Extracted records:
## Start
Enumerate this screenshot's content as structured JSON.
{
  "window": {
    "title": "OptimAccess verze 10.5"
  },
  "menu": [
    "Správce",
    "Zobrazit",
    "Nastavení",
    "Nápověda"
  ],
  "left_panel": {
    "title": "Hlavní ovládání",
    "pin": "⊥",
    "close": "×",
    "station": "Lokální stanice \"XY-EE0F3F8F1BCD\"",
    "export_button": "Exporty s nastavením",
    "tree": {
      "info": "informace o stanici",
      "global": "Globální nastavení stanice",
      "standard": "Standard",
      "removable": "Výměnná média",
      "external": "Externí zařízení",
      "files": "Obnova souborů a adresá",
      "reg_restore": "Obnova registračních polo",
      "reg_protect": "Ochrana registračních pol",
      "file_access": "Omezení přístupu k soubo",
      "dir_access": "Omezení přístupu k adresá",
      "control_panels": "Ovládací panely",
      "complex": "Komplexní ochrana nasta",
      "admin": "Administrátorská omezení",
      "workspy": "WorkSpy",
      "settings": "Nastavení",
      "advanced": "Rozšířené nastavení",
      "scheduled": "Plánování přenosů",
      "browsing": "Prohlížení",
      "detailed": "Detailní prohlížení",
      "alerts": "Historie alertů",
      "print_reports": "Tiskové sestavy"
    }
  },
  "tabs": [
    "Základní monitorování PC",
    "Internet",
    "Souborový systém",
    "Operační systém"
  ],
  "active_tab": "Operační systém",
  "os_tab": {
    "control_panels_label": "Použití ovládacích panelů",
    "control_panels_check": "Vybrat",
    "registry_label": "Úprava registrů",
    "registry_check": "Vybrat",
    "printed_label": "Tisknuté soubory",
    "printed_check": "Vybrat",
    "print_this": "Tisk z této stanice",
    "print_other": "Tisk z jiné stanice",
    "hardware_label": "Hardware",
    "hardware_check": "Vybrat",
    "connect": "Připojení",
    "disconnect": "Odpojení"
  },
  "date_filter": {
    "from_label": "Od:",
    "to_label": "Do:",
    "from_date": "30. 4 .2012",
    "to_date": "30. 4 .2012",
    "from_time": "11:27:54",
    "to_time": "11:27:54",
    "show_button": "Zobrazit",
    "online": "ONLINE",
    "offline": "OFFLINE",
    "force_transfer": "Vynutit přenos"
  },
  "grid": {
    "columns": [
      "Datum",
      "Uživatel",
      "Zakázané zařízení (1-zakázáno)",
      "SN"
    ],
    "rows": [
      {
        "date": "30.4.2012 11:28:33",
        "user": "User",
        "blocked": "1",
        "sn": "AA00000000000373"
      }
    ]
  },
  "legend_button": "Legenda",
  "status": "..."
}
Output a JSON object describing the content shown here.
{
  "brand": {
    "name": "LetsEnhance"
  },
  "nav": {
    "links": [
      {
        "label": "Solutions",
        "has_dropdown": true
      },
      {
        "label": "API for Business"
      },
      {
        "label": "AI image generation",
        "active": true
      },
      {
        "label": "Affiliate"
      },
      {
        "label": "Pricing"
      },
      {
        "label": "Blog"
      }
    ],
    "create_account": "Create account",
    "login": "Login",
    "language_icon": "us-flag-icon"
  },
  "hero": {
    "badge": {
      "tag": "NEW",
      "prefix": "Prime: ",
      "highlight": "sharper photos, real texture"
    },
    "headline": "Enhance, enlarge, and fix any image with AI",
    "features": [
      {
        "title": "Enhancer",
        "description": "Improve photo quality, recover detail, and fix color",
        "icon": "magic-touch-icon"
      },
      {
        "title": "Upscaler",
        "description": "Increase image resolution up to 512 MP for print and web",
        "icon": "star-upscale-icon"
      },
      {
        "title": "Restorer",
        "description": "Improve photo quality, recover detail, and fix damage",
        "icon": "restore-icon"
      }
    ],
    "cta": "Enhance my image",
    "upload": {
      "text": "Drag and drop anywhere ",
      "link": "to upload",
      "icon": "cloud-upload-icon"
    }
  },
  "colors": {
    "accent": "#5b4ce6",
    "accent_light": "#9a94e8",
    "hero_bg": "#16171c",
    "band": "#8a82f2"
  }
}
## End
→ **The exercise**: Quote the material exactly, leaving nothing out.

→ **Written solution**:
Enumerate this screenshot's content as structured JSON.
{
  "window": {
    "title": "OptimAccess verze 10.5"
  },
  "menu": [
    "Správce",
    "Zobrazit",
    "Nastavení",
    "Nápověda"
  ],
  "left_panel": {
    "title": "Hlavní ovládání",
    "pin": "⊥",
    "close": "×",
    "station": "Lokální stanice \"XY-EE0F3F8F1BCD\"",
    "export_button": "Exporty s nastavením",
    "tree": {
      "info": "informace o stanici",
      "global": "Globální nastavení stanice",
      "standard": "Standard",
      "removable": "Výměnná média",
      "external": "Externí zařízení",
      "files": "Obnova souborů a adresá",
      "reg_restore": "Obnova registračních polo",
      "reg_protect": "Ochrana registračních pol",
      "file_access": "Omezení přístupu k soubo",
      "dir_access": "Omezení přístupu k adresá",
      "control_panels": "Ovládací panely",
      "complex": "Komplexní ochrana nasta",
      "admin": "Administrátorská omezení",
      "workspy": "WorkSpy",
      "settings": "Nastavení",
      "advanced": "Rozšířené nastavení",
      "scheduled": "Plánování přenosů",
      "browsing": "Prohlížení",
      "detailed": "Detailní prohlížení",
      "alerts": "Historie alertů",
      "print_reports": "Tiskové sestavy"
    }
  },
  "tabs": [
    "Základní monitorování PC",
    "Internet",
    "Souborový systém",
    "Operační systém"
  ],
  "active_tab": "Operační systém",
  "os_tab": {
    "control_panels_label": "Použití ovládacích panelů",
    "control_panels_check": "Vybrat",
    "registry_label": "Úprava registrů",
    "registry_check": "Vybrat",
    "printed_label": "Tisknuté soubory",
    "printed_check": "Vybrat",
    "print_this": "Tisk z této stanice",
    "print_other": "Tisk z jiné stanice",
    "hardware_label": "Hardware",
    "hardware_check": "Vybrat",
    "connect": "Připojení",
    "disconnect": "Odpojení"
  },
  "date_filter": {
    "from_label": "Od:",
    "to_label": "Do:",
    "from_date": "30. 4 .2012",
    "to_date": "30. 4 .2012",
    "from_time": "11:27:54",
    "to_time": "11:27:54",
    "show_button": "Zobrazit",
    "online": "ONLINE",
    "offline": "OFFLINE",
    "force_transfer": "Vynutit přenos"
  },
  "grid": {
    "columns": [
      "Datum",
      "Uživatel",
      "Zakázané zařízení (1-zakázáno)",
      "SN"
    ],
    "rows": [
      {
        "date": "30.4.2012 11:28:33",
        "user": "User",
        "blocked": "1",
        "sn": "AA00000000000373"
      }
    ]
  },
  "legend_button": "Legenda",
  "status": "..."
}
Output a JSON object describing the content shown here.
{
  "brand": {
    "name": "LetsEnhance"
  },
  "nav": {
    "links": [
      {
        "label": "Solutions",
        "has_dropdown": true
      },
      {
        "label": "API for Business"
      },
      {
        "label": "AI image generation",
        "active": true
      },
      {
        "label": "Affiliate"
      },
      {
        "label": "Pricing"
      },
      {
        "label": "Blog"
      }
    ],
    "create_account": "Create account",
    "login": "Login",
    "language_icon": "us-flag-icon"
  },
  "hero": {
    "badge": {
      "tag": "NEW",
      "prefix": "Prime: ",
      "highlight": "sharper photos, real texture"
    },
    "headline": "Enhance, enlarge, and fix any image with AI",
    "features": [
      {
        "title": "Enhancer",
        "description": "Improve photo quality, recover detail, and fix color",
        "icon": "magic-touch-icon"
      },
      {
        "title": "Upscaler",
        "description": "Increase image resolution up to 512 MP for print and web",
        "icon": "star-upscale-icon"
      },
      {
        "title": "Restorer",
        "description": "Improve photo quality, recover detail, and fix damage",
        "icon": "restore-icon"
      }
    ],
    "cta": "Enhance my image",
    "upload": {
      "text": "Drag and drop anywhere ",
      "link": "to upload",
      "icon": "cloud-upload-icon"
    }
  },
  "colors": {
    "accent": "#5b4ce6",
    "accent_light": "#9a94e8",
    "hero_bg": "#16171c",
    "band": "#8a82f2"
  }
}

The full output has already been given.